:: Data excerpts ::
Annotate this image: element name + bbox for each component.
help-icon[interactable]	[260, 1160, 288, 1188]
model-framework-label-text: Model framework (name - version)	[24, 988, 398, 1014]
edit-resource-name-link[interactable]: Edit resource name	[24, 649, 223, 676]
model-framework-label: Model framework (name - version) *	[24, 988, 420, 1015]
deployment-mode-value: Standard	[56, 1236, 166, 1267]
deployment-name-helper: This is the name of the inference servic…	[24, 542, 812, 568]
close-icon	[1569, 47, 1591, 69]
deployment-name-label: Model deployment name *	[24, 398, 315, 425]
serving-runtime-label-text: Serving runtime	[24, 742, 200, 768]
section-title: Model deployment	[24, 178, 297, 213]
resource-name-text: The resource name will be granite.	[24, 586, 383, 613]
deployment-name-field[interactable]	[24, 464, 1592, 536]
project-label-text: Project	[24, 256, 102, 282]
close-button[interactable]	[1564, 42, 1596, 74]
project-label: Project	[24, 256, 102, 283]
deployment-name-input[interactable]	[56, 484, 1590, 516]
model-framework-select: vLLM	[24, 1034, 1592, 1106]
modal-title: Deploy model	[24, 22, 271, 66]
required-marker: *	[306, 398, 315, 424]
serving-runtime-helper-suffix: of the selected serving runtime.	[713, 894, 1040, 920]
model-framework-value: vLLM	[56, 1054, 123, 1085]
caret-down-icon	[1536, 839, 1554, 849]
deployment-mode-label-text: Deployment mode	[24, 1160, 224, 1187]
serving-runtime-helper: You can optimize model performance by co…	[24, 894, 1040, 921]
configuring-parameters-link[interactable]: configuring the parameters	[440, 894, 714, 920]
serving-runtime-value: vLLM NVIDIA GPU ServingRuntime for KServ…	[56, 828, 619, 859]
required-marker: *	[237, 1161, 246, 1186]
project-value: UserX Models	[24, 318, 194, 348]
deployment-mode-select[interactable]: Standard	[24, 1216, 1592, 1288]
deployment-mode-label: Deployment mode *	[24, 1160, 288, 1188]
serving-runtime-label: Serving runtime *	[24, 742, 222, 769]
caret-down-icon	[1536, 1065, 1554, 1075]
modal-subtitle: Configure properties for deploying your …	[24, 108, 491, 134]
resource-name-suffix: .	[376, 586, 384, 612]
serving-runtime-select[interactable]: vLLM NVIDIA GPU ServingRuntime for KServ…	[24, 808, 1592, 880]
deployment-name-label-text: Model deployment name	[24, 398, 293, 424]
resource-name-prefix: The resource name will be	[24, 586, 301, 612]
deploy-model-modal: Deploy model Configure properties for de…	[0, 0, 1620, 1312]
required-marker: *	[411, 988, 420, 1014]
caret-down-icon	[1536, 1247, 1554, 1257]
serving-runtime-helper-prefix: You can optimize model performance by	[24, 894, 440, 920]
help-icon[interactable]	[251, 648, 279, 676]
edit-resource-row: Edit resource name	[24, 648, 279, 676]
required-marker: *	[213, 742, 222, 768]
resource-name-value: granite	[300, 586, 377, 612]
:::
(Problem): Rewrite the rows from the start of the records through the line containing "47, 1591, 69]", changing "Standard" to "Advanced" and leaving everything else unchanged.

(Answer to this problem):
Annotate this image: element name + bbox for each component.
help-icon[interactable]	[260, 1160, 288, 1188]
model-framework-label-text: Model framework (name - version)	[24, 988, 398, 1014]
edit-resource-name-link[interactable]: Edit resource name	[24, 649, 223, 676]
model-framework-label: Model framework (name - version) *	[24, 988, 420, 1015]
deployment-mode-value: Advanced	[56, 1236, 166, 1267]
deployment-name-helper: This is the name of the inference servic…	[24, 542, 812, 568]
close-icon	[1569, 47, 1591, 69]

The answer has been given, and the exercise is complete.